-- START OF Selected extract --
AdvancedPortfolio ManagementPython

Run this module

cd "Portfolio Management - Risk Parity"
python "risk_parity.py"

Risk Parity Portfolio Construction¶

Risk parity builds a portfolio where every asset contributes the same amount of risk to the total — not the same amount of capital. A naive 60/40 stock/bond portfolio is ~90% equity risk despite being only 60% equity capital; risk parity fixes that imbalance.

Functions¶

Function	Description
`portfolio_volatility(weights, cov)`	Portfolio standard deviation `sqrt(wᵀΣw)`
`risk_contributions(weights, cov)`	Component risk contribution per asset (sums to total vol)
`inverse_volatility_weights(cov)`	Naive risk parity — closed-form, ignores correlations
`risk_parity_weights(cov, budget=None)`	Equal Risk Contribution (ERC) or custom risk budget, solved numerically

Key Concepts¶

Marginal risk contribution: MRC = (Σw) / σ_p — how much portfolio volatility changes per unit of weight.
Component risk contribution: w ⊙ MRC. By Euler's theorem these sum exactly to the portfolio volatility.
Equal Risk Contribution (ERC): choose weights so every component contribution is equal. No closed form in general → solved by minimising the squared deviation of fractional contributions from the target budget.
-- END OF Selected extract --
» **Given request**
Extend the risk parity page, picking up after its last point on solving Equal Risk Contribution numerically.
-- START OF Data lines --
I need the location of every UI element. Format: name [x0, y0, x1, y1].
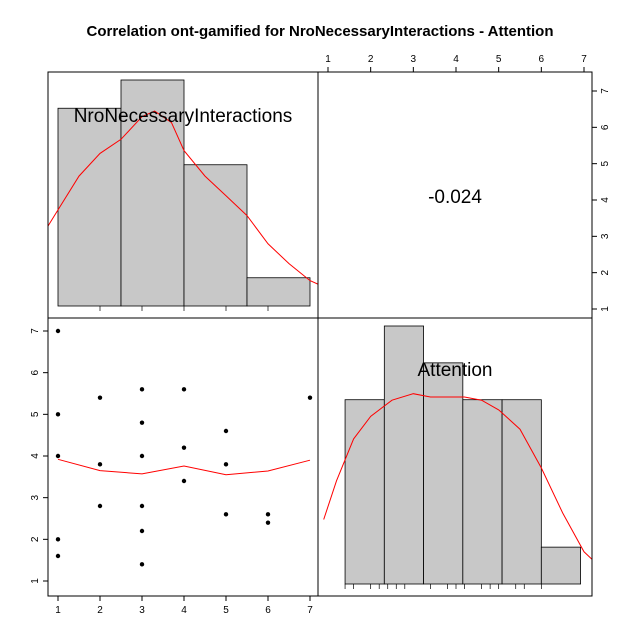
-- END OF Data lines --
» **Exercise answer**
Risk budgeting: ERC generalised — set an arbitrary target risk share per asset (e.g. 50% equity / 30% bond / 20% cash).

Example¶

import numpy as np
from risk_parity import risk_parity_weights, risk_contributions

vols = np.array([0.20, 0.10, 0.04])
corr = np.array([[1.0, 0.3, 0.05], [0.3, 1.0, 0.15], [0.05, 0.15, 1.0]])
cov = np.outer(vols, vols) * corr

w = risk_parity_weights(cov)              # ERC weights
rc = risk_contributions(w, cov)
print(rc / rc.sum())                      # ≈ equal risk shares

Practical Notes¶

Inverse-volatility weighting is a fast, robust approximation and is exact only when assets are uncorrelated.
Risk parity portfolios are often levered up to reach a target volatility, since they tend to be bond-heavy and low-vol.
The optimiser starts from inverse-vol weights, which are close to the ERC solution, so SLSQP converges quickly and reliably.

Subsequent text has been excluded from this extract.